Dataset items
<<<<

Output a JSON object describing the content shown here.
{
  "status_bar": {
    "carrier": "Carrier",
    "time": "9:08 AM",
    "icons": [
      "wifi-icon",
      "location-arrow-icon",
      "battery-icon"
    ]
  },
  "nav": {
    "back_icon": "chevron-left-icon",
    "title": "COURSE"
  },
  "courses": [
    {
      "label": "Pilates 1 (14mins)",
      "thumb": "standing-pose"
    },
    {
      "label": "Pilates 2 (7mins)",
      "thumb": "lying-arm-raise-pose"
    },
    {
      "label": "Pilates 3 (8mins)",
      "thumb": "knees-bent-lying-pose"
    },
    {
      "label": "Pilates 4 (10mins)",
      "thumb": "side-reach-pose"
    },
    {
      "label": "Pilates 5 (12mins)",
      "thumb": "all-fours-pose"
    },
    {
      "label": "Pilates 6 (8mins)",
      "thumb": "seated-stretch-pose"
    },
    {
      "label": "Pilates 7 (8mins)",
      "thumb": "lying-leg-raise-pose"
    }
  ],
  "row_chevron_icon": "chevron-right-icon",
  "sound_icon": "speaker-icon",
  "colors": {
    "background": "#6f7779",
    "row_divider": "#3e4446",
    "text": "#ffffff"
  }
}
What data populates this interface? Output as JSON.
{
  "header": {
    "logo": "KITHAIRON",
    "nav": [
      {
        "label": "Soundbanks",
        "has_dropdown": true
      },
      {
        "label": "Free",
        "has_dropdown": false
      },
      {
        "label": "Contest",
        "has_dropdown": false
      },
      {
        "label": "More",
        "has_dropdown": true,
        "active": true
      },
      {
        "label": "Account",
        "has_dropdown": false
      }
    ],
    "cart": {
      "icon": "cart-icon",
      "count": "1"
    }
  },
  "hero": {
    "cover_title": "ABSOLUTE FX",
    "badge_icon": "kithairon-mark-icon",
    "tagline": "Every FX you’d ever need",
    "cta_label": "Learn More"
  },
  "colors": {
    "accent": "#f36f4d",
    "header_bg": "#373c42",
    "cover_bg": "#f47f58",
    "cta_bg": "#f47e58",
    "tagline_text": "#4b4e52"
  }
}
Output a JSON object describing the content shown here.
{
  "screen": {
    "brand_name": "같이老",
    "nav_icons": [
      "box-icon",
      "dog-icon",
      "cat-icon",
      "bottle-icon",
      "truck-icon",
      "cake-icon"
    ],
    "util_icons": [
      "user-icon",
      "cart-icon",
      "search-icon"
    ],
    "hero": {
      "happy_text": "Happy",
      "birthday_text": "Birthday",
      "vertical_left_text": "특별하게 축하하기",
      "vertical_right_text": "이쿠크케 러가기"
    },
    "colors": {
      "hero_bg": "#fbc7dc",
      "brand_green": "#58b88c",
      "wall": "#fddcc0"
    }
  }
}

>>>>

### Directive:
Copy out every line of the listing that includes the string "pose".

### Problem solution:
      "thumb": "standing-pose"
      "thumb": "lying-arm-raise-pose"
      "thumb": "knees-bent-lying-pose"
      "thumb": "side-reach-pose"
      "thumb": "all-fours-pose"
      "thumb": "seated-stretch-pose"
      "thumb": "lying-leg-raise-pose"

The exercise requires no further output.